Copy out the entries in full and with complete accuracy; pictures are excluded.

_ _ _

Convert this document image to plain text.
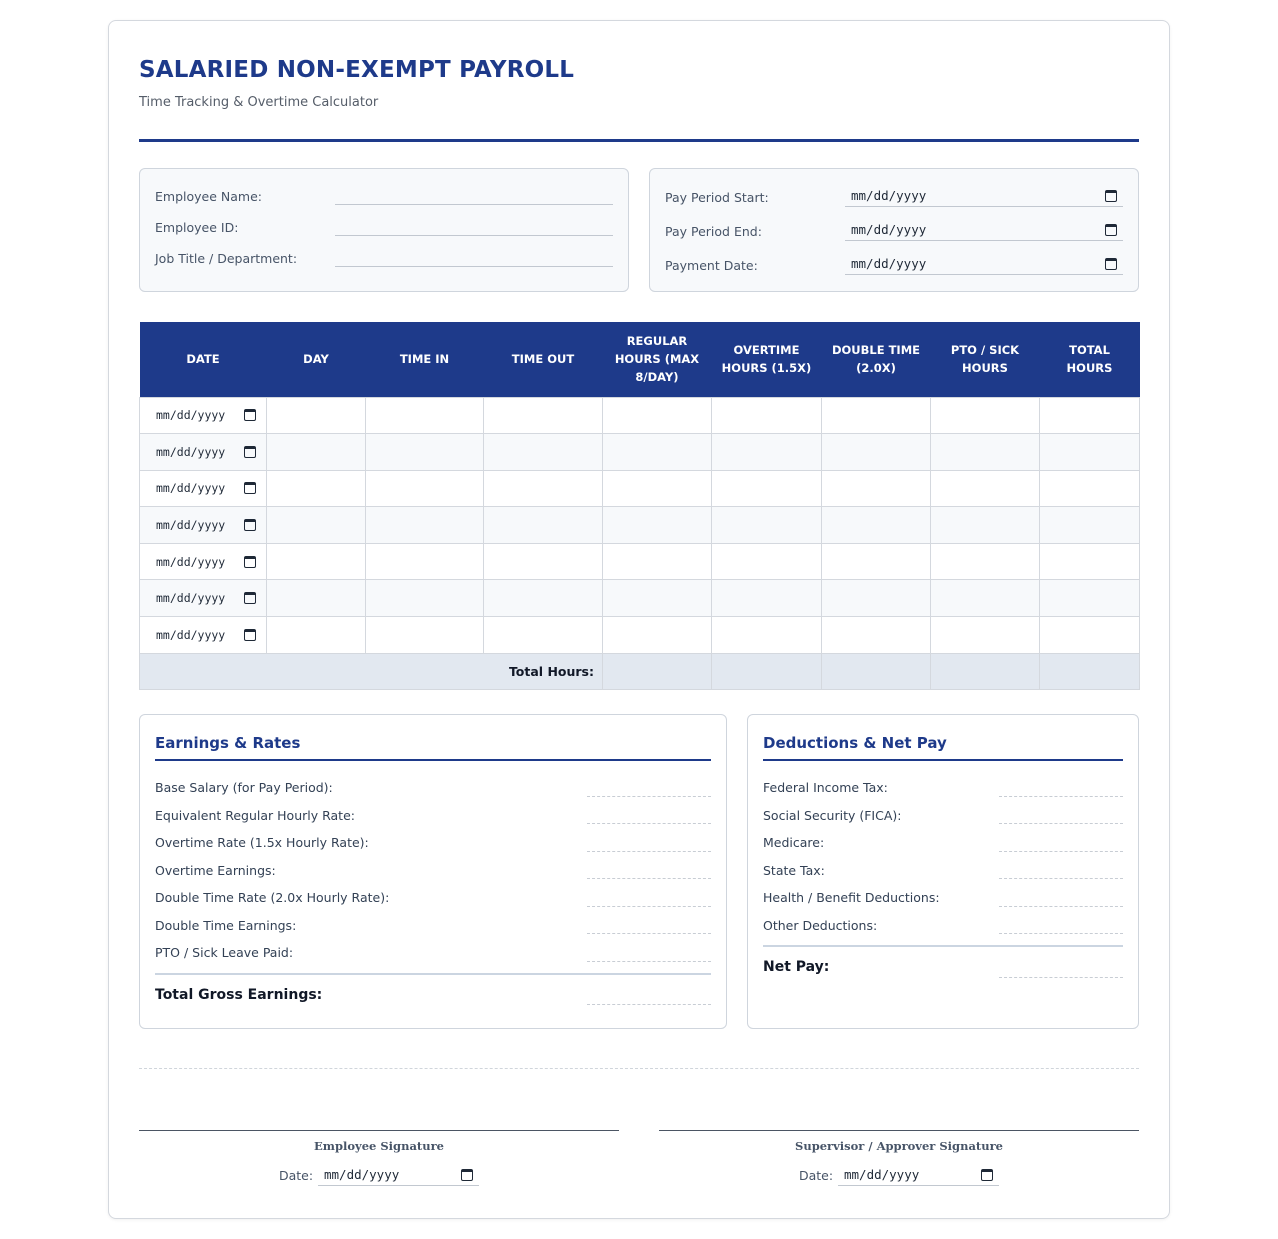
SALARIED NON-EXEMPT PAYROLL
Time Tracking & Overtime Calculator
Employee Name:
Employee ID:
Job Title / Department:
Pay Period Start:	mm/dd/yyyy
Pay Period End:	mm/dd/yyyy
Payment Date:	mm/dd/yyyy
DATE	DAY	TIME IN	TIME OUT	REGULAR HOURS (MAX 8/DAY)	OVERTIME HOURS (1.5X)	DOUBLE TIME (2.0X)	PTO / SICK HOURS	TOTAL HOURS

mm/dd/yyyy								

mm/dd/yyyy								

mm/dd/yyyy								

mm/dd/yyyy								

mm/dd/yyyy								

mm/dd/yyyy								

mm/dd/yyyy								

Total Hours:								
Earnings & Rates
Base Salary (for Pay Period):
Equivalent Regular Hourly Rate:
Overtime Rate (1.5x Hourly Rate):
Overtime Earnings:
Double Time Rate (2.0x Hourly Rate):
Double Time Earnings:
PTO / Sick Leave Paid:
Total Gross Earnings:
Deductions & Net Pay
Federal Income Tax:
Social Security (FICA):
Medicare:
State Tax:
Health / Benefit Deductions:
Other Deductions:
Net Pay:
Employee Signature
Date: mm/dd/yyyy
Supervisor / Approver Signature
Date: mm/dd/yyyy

_ _ _

• _Solution for this task_:
Convert this document image to plain text.
SALARIED NON-EXEMPT PAYROLL
Time Tracking & Overtime Calculator
Employee Name:
Employee ID:
Job Title / Department:
Pay Period Start:	mm/dd/yyyy
Pay Period End:	mm/dd/yyyy
Payment Date:	mm/dd/yyyy
DATE	DAY	TIME IN	TIME OUT	REGULAR HOURS (MAX 8/DAY)	OVERTIME HOURS (1.5X)	DOUBLE TIME (2.0X)	PTO / SICK HOURS	TOTAL HOURS

mm/dd/yyyy								

mm/dd/yyyy								

mm/dd/yyyy								

mm/dd/yyyy								

mm/dd/yyyy								

mm/dd/yyyy								

mm/dd/yyyy								

Total Hours:								
Earnings & Rates
Base Salary (for Pay Period):
Equivalent Regular Hourly Rate:
Overtime Rate (1.5x Hourly Rate):
Overtime Earnings:
Double Time Rate (2.0x Hourly Rate):
Double Time Earnings:
PTO / Sick Leave Paid:
Total Gross Earnings:
Deductions & Net Pay
Federal Income Tax:
Social Security (FICA):
Medicare:
State Tax:
Health / Benefit Deductions:
Other Deductions:
Net Pay:
Employee Signature
Date: mm/dd/yyyy
Supervisor / Approver Signature
Date: mm/dd/yyyy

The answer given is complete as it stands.